• **Given records**

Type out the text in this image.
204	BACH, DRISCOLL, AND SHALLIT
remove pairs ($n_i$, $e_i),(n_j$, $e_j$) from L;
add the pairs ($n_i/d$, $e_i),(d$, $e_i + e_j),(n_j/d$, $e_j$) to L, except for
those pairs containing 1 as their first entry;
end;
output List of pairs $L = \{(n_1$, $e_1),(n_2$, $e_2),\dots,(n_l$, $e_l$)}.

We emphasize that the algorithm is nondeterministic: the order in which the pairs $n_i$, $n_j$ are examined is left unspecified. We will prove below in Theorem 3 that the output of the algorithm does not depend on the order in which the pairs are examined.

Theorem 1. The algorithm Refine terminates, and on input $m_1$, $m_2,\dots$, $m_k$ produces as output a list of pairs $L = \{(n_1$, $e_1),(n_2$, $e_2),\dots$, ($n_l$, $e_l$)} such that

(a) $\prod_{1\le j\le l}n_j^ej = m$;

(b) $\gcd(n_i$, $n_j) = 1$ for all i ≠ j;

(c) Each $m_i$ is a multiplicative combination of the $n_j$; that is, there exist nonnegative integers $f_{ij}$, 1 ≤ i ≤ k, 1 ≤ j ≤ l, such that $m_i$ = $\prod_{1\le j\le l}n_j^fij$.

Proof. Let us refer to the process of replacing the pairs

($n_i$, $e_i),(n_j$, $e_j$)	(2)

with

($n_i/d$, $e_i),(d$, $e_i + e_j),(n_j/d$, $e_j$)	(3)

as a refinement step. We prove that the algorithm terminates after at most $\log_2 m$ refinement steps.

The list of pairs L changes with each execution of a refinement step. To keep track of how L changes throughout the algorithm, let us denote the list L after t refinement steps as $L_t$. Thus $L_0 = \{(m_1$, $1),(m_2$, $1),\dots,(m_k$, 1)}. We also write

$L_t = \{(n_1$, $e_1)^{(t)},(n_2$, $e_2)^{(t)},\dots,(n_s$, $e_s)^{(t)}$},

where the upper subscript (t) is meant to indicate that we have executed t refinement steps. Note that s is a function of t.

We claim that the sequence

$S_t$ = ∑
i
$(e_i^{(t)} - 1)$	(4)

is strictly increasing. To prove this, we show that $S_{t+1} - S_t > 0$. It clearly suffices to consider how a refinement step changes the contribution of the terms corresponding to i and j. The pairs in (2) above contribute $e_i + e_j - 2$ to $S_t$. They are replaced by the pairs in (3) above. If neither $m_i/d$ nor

• **Work required**
Write out the entries above once more, without altering anything.

• **Output of the task**
Type out the text in this image.
204	BACH, DRISCOLL, AND SHALLIT
remove pairs ($n_i$, $e_i),(n_j$, $e_j$) from L;
add the pairs ($n_i/d$, $e_i),(d$, $e_i + e_j),(n_j/d$, $e_j$) to L, except for
those pairs containing 1 as their first entry;
end;
output List of pairs $L = \{(n_1$, $e_1),(n_2$, $e_2),\dots,(n_l$, $e_l$)}.

We emphasize that the algorithm is nondeterministic: the order in which the pairs $n_i$, $n_j$ are examined is left unspecified. We will prove below in Theorem 3 that the output of the algorithm does not depend on the order in which the pairs are examined.

Theorem 1. The algorithm Refine terminates, and on input $m_1$, $m_2,\dots$, $m_k$ produces as output a list of pairs $L = \{(n_1$, $e_1),(n_2$, $e_2),\dots$, ($n_l$, $e_l$)} such that

(a) $\prod_{1\le j\le l}n_j^ej = m$;

(b) $\gcd(n_i$, $n_j) = 1$ for all i ≠ j;

(c) Each $m_i$ is a multiplicative combination of the $n_j$; that is, there exist nonnegative integers $f_{ij}$, 1 ≤ i ≤ k, 1 ≤ j ≤ l, such that $m_i$ = $\prod_{1\le j\le l}n_j^fij$.

Proof. Let us refer to the process of replacing the pairs

($n_i$, $e_i),(n_j$, $e_j$)	(2)

with

($n_i/d$, $e_i),(d$, $e_i + e_j),(n_j/d$, $e_j$)	(3)

as a refinement step. We prove that the algorithm terminates after at most $\log_2 m$ refinement steps.

The list of pairs L changes with each execution of a refinement step. To keep track of how L changes throughout the algorithm, let us denote the list L after t refinement steps as $L_t$. Thus $L_0 = \{(m_1$, $1),(m_2$, $1),\dots,(m_k$, 1)}. We also write

$L_t = \{(n_1$, $e_1)^{(t)},(n_2$, $e_2)^{(t)},\dots,(n_s$, $e_s)^{(t)}$},

where the upper subscript (t) is meant to indicate that we have executed t refinement steps. Note that s is a function of t.

We claim that the sequence

$S_t$ = ∑
i
$(e_i^{(t)} - 1)$	(4)

is strictly increasing. To prove this, we show that $S_{t+1} - S_t > 0$. It clearly suffices to consider how a refinement step changes the contribution of the terms corresponding to i and j. The pairs in (2) above contribute $e_i + e_j - 2$ to $S_t$. They are replaced by the pairs in (3) above. If neither $m_i/d$ nor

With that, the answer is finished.